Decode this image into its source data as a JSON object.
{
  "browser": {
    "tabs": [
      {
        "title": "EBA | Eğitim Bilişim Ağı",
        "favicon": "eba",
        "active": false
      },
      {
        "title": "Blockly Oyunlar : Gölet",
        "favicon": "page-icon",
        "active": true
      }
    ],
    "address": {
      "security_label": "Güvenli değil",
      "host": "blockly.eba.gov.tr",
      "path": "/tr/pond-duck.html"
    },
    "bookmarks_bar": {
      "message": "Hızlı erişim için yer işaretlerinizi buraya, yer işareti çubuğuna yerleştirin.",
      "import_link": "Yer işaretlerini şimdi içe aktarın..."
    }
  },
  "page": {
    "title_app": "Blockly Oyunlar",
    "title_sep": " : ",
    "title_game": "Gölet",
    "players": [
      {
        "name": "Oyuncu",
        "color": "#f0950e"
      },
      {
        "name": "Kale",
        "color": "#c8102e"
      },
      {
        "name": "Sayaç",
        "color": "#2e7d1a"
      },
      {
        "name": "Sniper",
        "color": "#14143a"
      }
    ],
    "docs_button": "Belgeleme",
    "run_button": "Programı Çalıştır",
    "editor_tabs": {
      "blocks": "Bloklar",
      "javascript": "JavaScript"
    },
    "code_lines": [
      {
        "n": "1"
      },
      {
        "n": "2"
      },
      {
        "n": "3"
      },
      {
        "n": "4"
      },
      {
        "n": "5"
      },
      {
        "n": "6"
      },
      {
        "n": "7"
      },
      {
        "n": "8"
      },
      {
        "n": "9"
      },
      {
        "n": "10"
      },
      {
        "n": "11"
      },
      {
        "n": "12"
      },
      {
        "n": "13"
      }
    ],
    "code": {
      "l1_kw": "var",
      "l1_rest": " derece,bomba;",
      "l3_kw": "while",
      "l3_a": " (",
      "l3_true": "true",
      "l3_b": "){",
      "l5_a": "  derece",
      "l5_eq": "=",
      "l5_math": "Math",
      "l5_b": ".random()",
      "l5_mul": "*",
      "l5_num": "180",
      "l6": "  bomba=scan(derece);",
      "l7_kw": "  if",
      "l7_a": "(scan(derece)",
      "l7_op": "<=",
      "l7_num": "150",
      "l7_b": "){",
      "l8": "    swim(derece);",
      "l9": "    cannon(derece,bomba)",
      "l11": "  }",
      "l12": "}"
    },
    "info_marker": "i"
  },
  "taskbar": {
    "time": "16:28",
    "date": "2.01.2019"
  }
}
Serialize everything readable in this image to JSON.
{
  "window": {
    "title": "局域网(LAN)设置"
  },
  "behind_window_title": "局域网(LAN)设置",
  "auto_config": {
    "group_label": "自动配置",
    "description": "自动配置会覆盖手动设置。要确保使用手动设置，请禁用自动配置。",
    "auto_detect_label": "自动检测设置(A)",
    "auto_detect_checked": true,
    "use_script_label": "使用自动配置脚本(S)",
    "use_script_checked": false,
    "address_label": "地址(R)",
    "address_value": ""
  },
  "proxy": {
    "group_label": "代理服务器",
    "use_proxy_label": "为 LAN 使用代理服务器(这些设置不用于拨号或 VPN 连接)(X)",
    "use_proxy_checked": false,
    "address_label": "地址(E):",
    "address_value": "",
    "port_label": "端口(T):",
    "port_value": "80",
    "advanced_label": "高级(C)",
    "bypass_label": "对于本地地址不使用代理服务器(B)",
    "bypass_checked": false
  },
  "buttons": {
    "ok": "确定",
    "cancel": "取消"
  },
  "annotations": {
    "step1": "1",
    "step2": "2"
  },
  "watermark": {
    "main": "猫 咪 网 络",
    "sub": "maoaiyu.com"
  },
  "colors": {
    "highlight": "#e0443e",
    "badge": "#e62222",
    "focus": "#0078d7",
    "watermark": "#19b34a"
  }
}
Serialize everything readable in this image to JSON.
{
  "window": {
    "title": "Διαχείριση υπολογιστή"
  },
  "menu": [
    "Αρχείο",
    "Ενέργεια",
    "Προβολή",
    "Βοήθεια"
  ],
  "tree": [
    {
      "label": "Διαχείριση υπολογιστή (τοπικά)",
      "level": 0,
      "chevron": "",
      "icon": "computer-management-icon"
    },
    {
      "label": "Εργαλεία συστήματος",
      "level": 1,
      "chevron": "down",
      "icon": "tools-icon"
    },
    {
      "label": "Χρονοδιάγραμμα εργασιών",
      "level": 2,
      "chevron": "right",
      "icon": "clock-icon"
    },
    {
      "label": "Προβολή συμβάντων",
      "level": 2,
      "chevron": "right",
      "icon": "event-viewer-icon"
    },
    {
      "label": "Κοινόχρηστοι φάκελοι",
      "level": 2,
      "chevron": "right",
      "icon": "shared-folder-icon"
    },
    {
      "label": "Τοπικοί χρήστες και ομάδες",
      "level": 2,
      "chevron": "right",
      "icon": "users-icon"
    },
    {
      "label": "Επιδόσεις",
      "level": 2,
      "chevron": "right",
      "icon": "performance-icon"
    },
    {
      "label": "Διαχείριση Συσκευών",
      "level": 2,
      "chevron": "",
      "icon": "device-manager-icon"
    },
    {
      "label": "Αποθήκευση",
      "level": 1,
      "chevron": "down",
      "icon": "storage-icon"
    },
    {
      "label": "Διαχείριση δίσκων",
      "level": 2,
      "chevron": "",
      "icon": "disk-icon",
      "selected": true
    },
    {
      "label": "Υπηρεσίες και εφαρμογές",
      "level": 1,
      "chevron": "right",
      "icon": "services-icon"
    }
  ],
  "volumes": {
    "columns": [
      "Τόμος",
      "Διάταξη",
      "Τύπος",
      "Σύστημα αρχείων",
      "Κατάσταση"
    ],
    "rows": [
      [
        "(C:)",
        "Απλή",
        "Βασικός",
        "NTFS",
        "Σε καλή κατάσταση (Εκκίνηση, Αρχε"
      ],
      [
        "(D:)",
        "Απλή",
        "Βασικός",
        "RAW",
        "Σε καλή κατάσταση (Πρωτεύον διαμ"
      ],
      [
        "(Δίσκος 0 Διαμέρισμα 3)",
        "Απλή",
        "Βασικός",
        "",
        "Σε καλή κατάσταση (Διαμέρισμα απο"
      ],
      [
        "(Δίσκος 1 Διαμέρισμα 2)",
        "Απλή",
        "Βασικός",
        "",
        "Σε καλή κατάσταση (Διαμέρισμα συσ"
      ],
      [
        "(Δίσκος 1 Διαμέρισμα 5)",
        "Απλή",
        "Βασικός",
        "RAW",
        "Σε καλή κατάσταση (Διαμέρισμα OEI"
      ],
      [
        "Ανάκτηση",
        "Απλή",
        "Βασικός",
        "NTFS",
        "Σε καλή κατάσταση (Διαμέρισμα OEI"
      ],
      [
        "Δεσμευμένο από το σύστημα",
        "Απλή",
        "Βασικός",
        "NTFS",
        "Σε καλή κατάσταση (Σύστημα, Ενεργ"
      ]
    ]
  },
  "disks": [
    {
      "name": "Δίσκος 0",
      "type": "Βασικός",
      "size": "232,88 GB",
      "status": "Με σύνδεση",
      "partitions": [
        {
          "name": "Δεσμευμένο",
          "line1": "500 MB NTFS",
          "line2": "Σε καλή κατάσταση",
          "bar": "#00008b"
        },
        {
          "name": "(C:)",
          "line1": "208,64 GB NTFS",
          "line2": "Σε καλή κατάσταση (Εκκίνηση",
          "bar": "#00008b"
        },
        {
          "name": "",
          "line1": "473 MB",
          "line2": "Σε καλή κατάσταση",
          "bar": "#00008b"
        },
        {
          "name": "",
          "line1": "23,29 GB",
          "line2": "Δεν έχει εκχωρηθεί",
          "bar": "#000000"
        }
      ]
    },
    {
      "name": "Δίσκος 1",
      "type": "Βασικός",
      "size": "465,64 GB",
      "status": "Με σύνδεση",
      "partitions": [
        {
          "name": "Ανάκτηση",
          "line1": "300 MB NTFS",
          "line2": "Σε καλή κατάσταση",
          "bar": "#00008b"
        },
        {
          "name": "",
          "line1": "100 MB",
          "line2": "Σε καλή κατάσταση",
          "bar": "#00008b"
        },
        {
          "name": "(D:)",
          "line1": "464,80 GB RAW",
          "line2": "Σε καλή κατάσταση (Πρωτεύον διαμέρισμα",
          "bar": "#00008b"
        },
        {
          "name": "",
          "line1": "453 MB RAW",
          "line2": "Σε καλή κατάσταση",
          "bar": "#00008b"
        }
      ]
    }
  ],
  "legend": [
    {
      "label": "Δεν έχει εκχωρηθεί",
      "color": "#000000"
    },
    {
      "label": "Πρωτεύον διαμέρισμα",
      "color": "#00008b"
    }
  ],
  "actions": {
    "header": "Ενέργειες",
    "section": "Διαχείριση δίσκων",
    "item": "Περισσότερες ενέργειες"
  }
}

-*-*-

### OBJECTIVE
Return every line from the records above that holds the word "δίσκων".

### OUTPUT OF THE EXERCISE
      "label": "Διαχείριση δίσκων",
    "section": "Διαχείριση δίσκων",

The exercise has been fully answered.